> What the task asks: Only the pictures are left out: repeat the rest of the entries exactly.

:: Exercise materials

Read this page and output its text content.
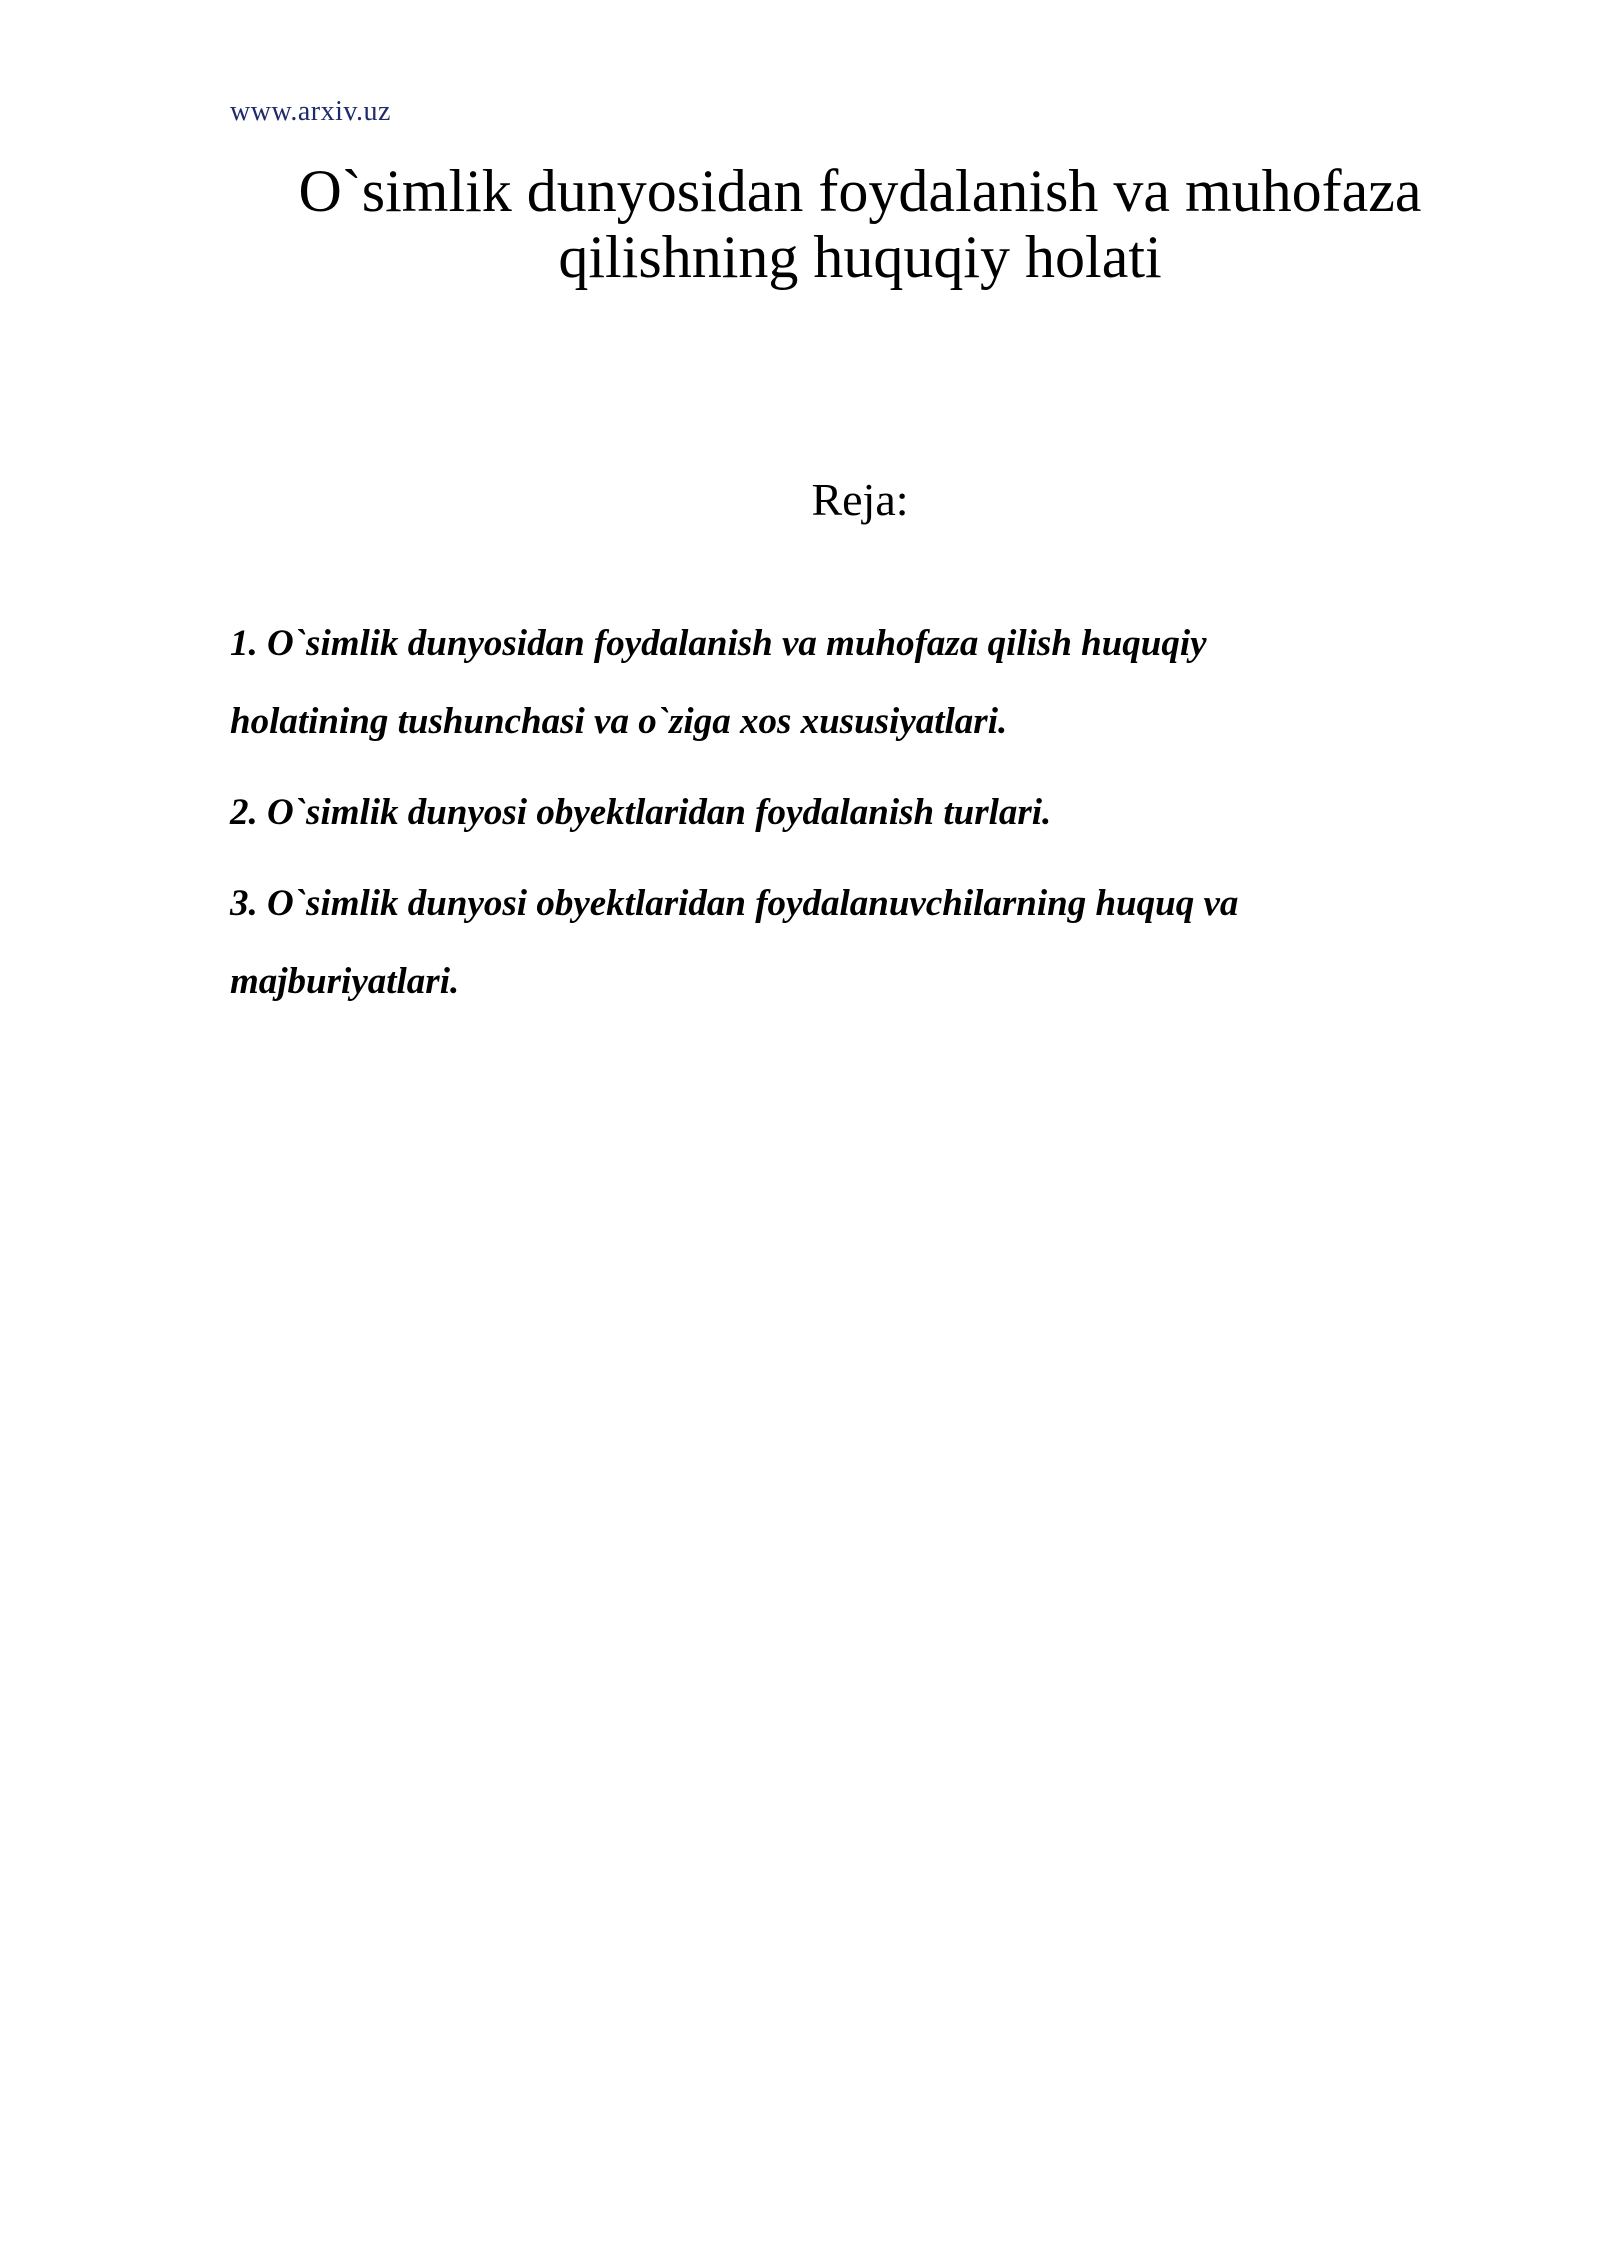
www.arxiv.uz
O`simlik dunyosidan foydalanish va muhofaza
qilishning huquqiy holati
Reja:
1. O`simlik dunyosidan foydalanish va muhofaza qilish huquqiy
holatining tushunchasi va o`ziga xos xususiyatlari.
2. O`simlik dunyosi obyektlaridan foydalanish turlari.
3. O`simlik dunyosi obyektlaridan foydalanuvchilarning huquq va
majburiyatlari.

::::

> Complete answer:
Read this page and output its text content.
www.arxiv.uz
O`simlik dunyosidan foydalanish va muhofaza
qilishning huquqiy holati
Reja:
1. O`simlik dunyosidan foydalanish va muhofaza qilish huquqiy
holatining tushunchasi va o`ziga xos xususiyatlari.
2. O`simlik dunyosi obyektlaridan foydalanish turlari.
3. O`simlik dunyosi obyektlaridan foydalanuvchilarning huquq va
majburiyatlari.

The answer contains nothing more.